- [Work required] Please print every record below exactly as it appears.
==== Extracted information ====
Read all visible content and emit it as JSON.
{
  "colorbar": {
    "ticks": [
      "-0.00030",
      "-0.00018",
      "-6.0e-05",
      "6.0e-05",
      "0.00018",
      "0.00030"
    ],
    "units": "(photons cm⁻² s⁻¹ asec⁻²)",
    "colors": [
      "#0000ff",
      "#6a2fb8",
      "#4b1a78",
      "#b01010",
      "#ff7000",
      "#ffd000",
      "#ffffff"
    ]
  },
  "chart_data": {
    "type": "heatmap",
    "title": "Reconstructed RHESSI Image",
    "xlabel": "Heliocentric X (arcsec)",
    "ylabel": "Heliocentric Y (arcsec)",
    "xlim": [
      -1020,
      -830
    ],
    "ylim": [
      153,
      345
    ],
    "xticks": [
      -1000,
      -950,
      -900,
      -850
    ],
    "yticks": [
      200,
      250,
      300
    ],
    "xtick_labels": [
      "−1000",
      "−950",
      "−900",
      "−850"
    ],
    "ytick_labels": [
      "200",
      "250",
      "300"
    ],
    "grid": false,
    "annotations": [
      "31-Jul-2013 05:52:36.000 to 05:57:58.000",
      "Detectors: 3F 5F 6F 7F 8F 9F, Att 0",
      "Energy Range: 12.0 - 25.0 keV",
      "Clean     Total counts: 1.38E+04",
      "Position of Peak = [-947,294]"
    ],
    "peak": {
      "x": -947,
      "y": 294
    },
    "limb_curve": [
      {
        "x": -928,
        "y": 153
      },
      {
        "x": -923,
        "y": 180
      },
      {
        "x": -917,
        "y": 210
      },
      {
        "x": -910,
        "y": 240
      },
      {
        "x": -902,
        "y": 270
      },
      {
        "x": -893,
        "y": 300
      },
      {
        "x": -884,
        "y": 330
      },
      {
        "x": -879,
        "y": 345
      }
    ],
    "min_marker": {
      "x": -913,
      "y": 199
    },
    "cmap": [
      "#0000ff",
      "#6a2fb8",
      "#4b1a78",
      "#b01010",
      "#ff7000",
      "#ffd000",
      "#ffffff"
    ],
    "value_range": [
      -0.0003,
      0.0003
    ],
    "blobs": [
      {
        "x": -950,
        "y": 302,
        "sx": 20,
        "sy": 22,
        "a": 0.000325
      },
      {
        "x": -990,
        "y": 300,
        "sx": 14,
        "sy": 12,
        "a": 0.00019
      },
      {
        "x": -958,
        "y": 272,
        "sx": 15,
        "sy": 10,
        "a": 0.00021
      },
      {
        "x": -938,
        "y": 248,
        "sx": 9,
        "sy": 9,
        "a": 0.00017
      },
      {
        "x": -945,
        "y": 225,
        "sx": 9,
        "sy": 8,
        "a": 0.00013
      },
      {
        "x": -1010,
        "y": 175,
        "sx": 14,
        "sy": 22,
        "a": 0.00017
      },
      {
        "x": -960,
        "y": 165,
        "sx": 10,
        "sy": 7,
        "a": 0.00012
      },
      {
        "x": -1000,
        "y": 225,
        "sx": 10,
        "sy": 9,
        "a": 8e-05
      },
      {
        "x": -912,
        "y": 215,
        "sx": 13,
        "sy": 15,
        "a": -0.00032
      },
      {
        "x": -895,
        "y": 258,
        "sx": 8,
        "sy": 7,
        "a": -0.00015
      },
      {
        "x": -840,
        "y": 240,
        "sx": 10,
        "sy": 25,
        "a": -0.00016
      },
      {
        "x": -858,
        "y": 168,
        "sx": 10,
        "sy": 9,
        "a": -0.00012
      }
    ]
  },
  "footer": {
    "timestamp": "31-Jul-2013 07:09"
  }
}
====
- [Output below]
Read all visible content and emit it as JSON.
{
  "colorbar": {
    "ticks": [
      "-0.00030",
      "-0.00018",
      "-6.0e-05",
      "6.0e-05",
      "0.00018",
      "0.00030"
    ],
    "units": "(photons cm⁻² s⁻¹ asec⁻²)",
    "colors": [
      "#0000ff",
      "#6a2fb8",
      "#4b1a78",
      "#b01010",
      "#ff7000",
      "#ffd000",
      "#ffffff"
    ]
  },
  "chart_data": {
    "type": "heatmap",
    "title": "Reconstructed RHESSI Image",
    "xlabel": "Heliocentric X (arcsec)",
    "ylabel": "Heliocentric Y (arcsec)",
    "xlim": [
      -1020,
      -830
    ],
    "ylim": [
      153,
      345
    ],
    "xticks": [
      -1000,
      -950,
      -900,
      -850
    ],
    "yticks": [
      200,
      250,
      300
    ],
    "xtick_labels": [
      "−1000",
      "−950",
      "−900",
      "−850"
    ],
    "ytick_labels": [
      "200",
      "250",
      "300"
    ],
    "grid": false,
    "annotations": [
      "31-Jul-2013 05:52:36.000 to 05:57:58.000",
      "Detectors: 3F 5F 6F 7F 8F 9F, Att 0",
      "Energy Range: 12.0 - 25.0 keV",
      "Clean     Total counts: 1.38E+04",
      "Position of Peak = [-947,294]"
    ],
    "peak": {
      "x": -947,
      "y": 294
    },
    "limb_curve": [
      {
        "x": -928,
        "y": 153
      },
      {
        "x": -923,
        "y": 180
      },
      {
        "x": -917,
        "y": 210
      },
      {
        "x": -910,
        "y": 240
      },
      {
        "x": -902,
        "y": 270
      },
      {
        "x": -893,
        "y": 300
      },
      {
        "x": -884,
        "y": 330
      },
      {
        "x": -879,
        "y": 345
      }
    ],
    "min_marker": {
      "x": -913,
      "y": 199
    },
    "cmap": [
      "#0000ff",
      "#6a2fb8",
      "#4b1a78",
      "#b01010",
      "#ff7000",
      "#ffd000",
      "#ffffff"
    ],
    "value_range": [
      -0.0003,
      0.0003
    ],
    "blobs": [
      {
        "x": -950,
        "y": 302,
        "sx": 20,
        "sy": 22,
        "a": 0.000325
      },
      {
        "x": -990,
        "y": 300,
        "sx": 14,
        "sy": 12,
        "a": 0.00019
      },
      {
        "x": -958,
        "y": 272,
        "sx": 15,
        "sy": 10,
        "a": 0.00021
      },
      {
        "x": -938,
        "y": 248,
        "sx": 9,
        "sy": 9,
        "a": 0.00017
      },
      {
        "x": -945,
        "y": 225,
        "sx": 9,
        "sy": 8,
        "a": 0.00013
      },
      {
        "x": -1010,
        "y": 175,
        "sx": 14,
        "sy": 22,
        "a": 0.00017
      },
      {
        "x": -960,
        "y": 165,
        "sx": 10,
        "sy": 7,
        "a": 0.00012
      },
      {
        "x": -1000,
        "y": 225,
        "sx": 10,
        "sy": 9,
        "a": 8e-05
      },
      {
        "x": -912,
        "y": 215,
        "sx": 13,
        "sy": 15,
        "a": -0.00032
      },
      {
        "x": -895,
        "y": 258,
        "sx": 8,
        "sy": 7,
        "a": -0.00015
      },
      {
        "x": -840,
        "y": 240,
        "sx": 10,
        "sy": 25,
        "a": -0.00016
      },
      {
        "x": -858,
        "y": 168,
        "sx": 10,
        "sy": 9,
        "a": -0.00012
      }
    ]
  },
  "footer": {
    "timestamp": "31-Jul-2013 07:09"
  }
}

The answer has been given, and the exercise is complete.